# START OF Extracted information

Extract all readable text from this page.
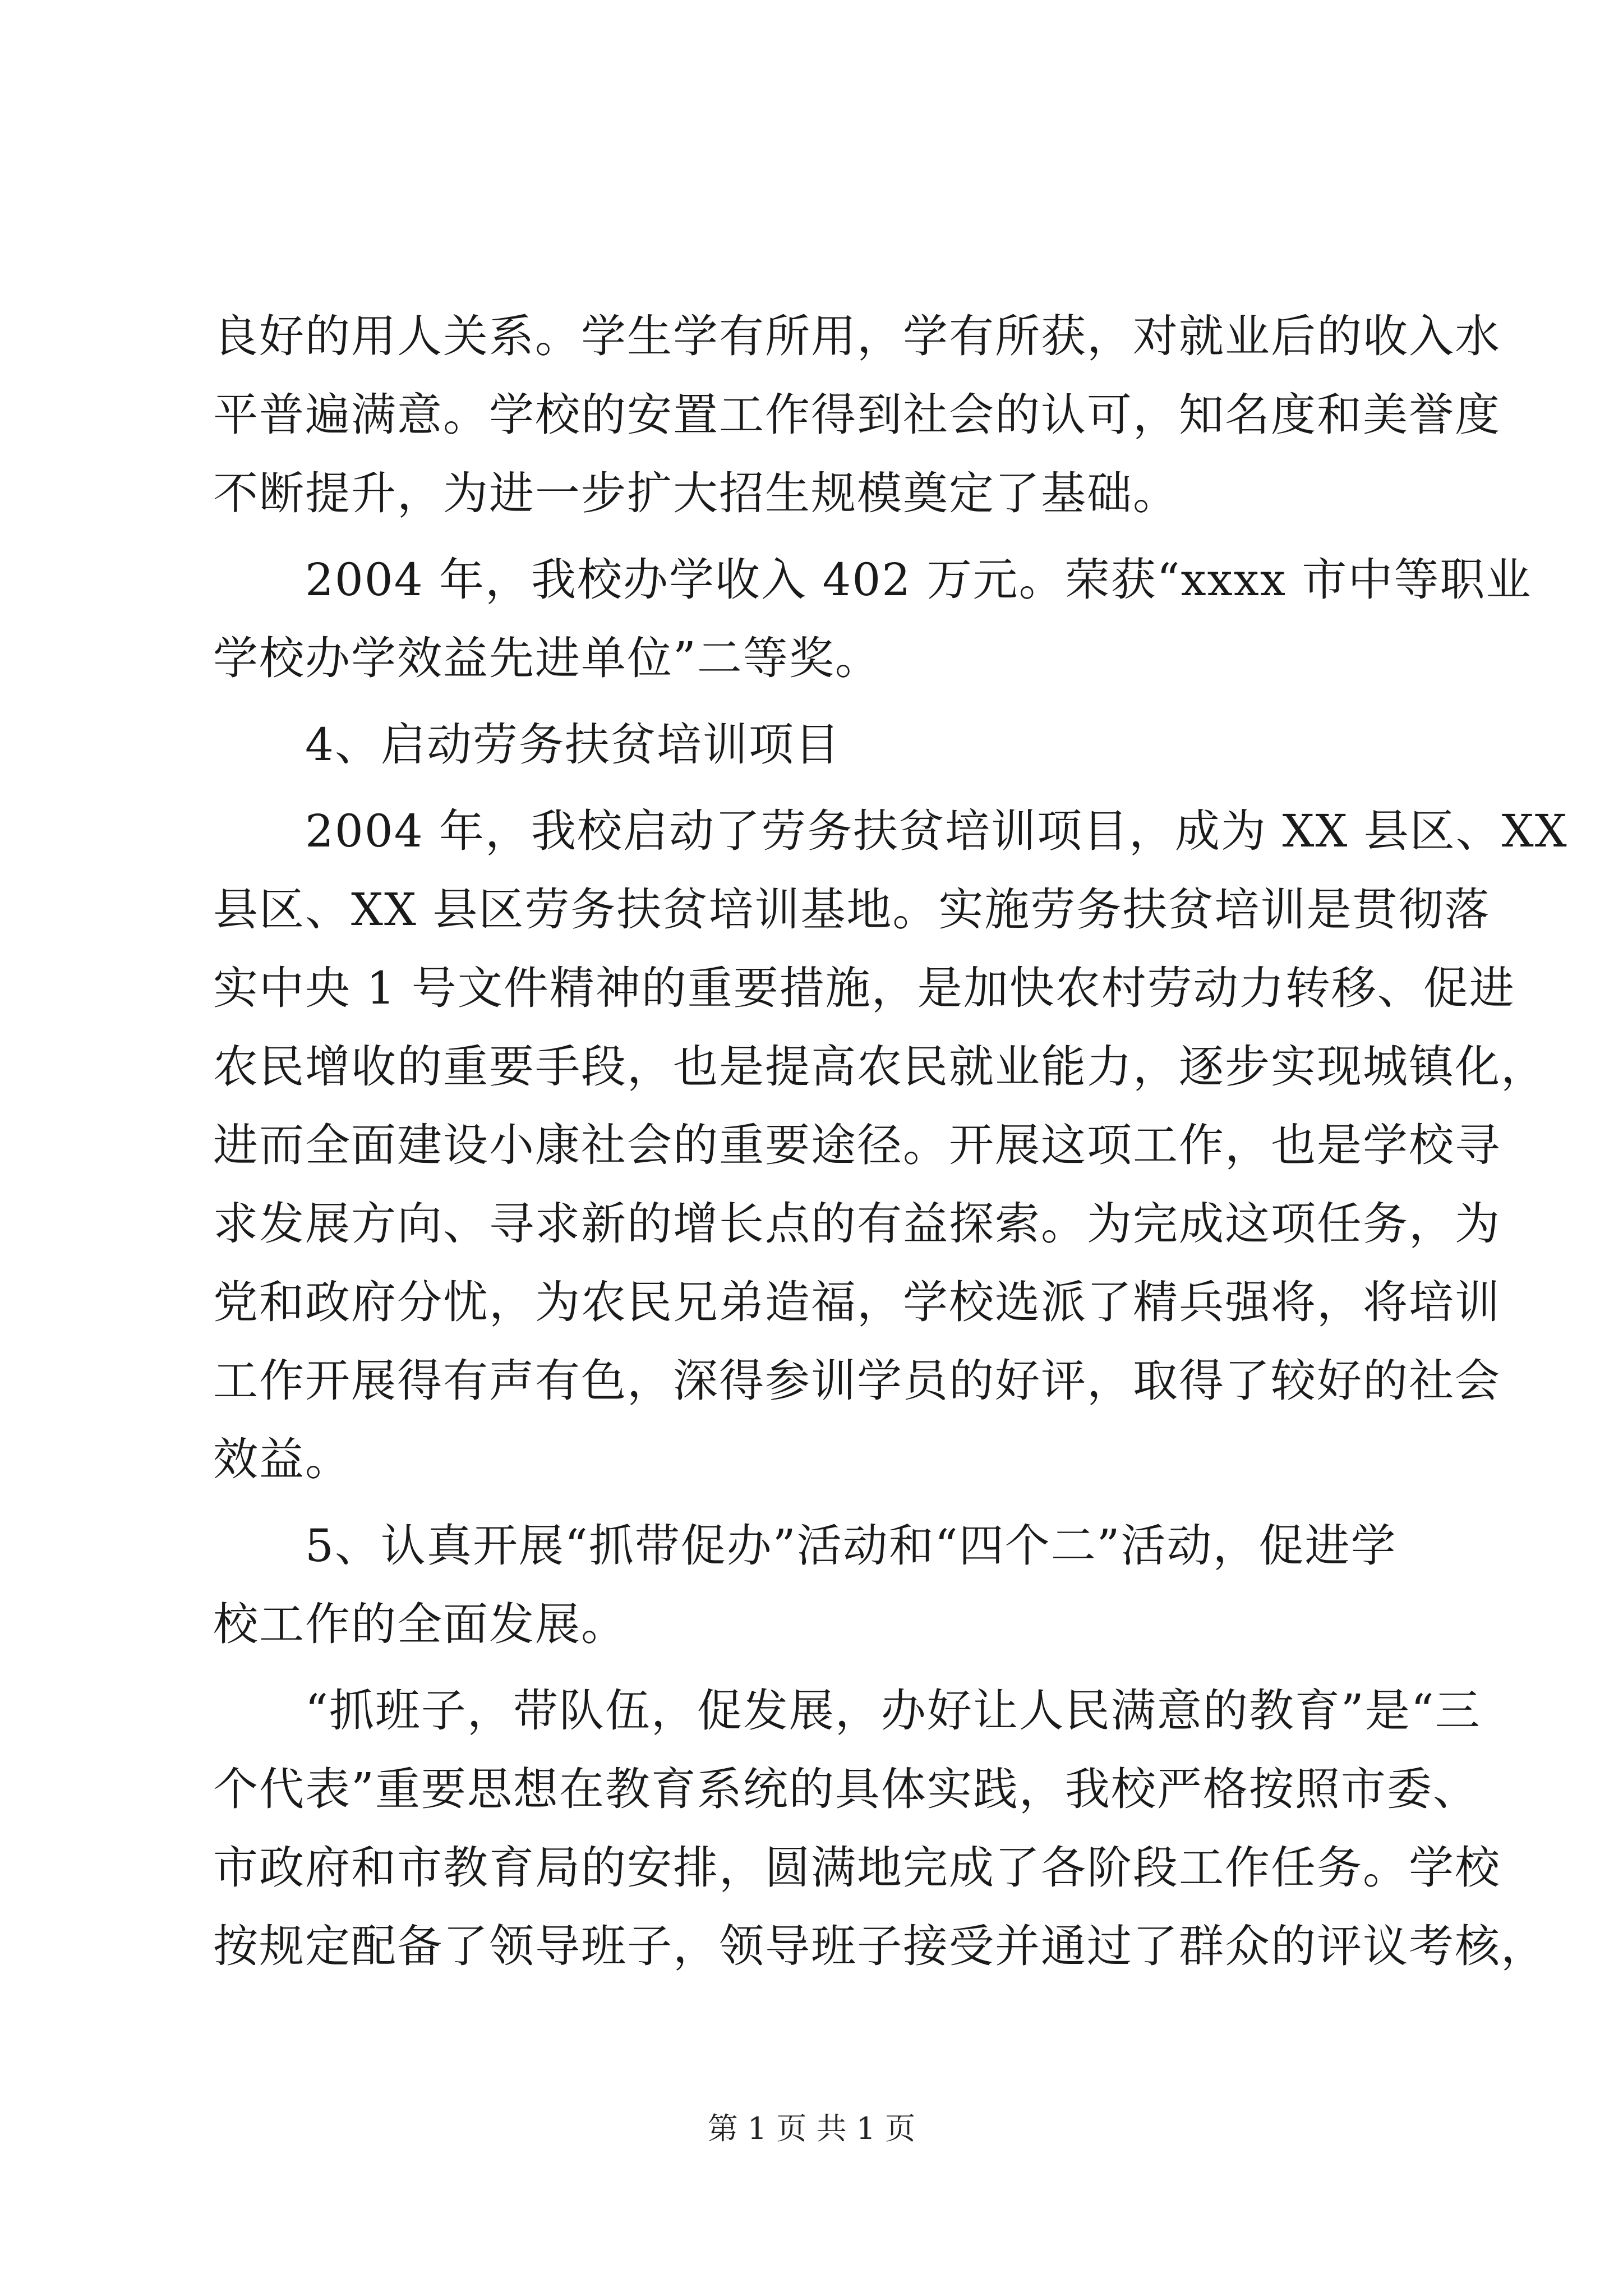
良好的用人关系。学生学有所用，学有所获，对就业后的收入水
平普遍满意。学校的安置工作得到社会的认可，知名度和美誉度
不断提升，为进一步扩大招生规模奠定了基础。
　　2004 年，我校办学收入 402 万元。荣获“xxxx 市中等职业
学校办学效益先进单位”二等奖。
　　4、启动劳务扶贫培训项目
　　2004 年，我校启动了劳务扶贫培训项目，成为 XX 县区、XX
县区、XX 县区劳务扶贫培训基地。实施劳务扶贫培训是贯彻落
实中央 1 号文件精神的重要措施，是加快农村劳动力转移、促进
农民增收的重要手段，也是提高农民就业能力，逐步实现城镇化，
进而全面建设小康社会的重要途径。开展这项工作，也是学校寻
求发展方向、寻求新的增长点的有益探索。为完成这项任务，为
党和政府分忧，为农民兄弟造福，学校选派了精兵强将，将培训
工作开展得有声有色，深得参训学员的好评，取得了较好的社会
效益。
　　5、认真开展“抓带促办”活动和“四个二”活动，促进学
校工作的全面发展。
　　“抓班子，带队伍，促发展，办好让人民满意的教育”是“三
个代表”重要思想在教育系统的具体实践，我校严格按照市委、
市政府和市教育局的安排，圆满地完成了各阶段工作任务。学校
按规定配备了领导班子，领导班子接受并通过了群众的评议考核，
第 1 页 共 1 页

# END OF Extracted information

### What is being asked
Restate the data above exactly, stripping out each image.

### Final result
Extract all readable text from this page.
良好的用人关系。学生学有所用，学有所获，对就业后的收入水
平普遍满意。学校的安置工作得到社会的认可，知名度和美誉度
不断提升，为进一步扩大招生规模奠定了基础。
　　2004 年，我校办学收入 402 万元。荣获“xxxx 市中等职业
学校办学效益先进单位”二等奖。
　　4、启动劳务扶贫培训项目
　　2004 年，我校启动了劳务扶贫培训项目，成为 XX 县区、XX
县区、XX 县区劳务扶贫培训基地。实施劳务扶贫培训是贯彻落
实中央 1 号文件精神的重要措施，是加快农村劳动力转移、促进
农民增收的重要手段，也是提高农民就业能力，逐步实现城镇化，
进而全面建设小康社会的重要途径。开展这项工作，也是学校寻
求发展方向、寻求新的增长点的有益探索。为完成这项任务，为
党和政府分忧，为农民兄弟造福，学校选派了精兵强将，将培训
工作开展得有声有色，深得参训学员的好评，取得了较好的社会
效益。
　　5、认真开展“抓带促办”活动和“四个二”活动，促进学
校工作的全面发展。
　　“抓班子，带队伍，促发展，办好让人民满意的教育”是“三
个代表”重要思想在教育系统的具体实践，我校严格按照市委、
市政府和市教育局的安排，圆满地完成了各阶段工作任务。学校
按规定配备了领导班子，领导班子接受并通过了群众的评议考核，
第 1 页 共 1 页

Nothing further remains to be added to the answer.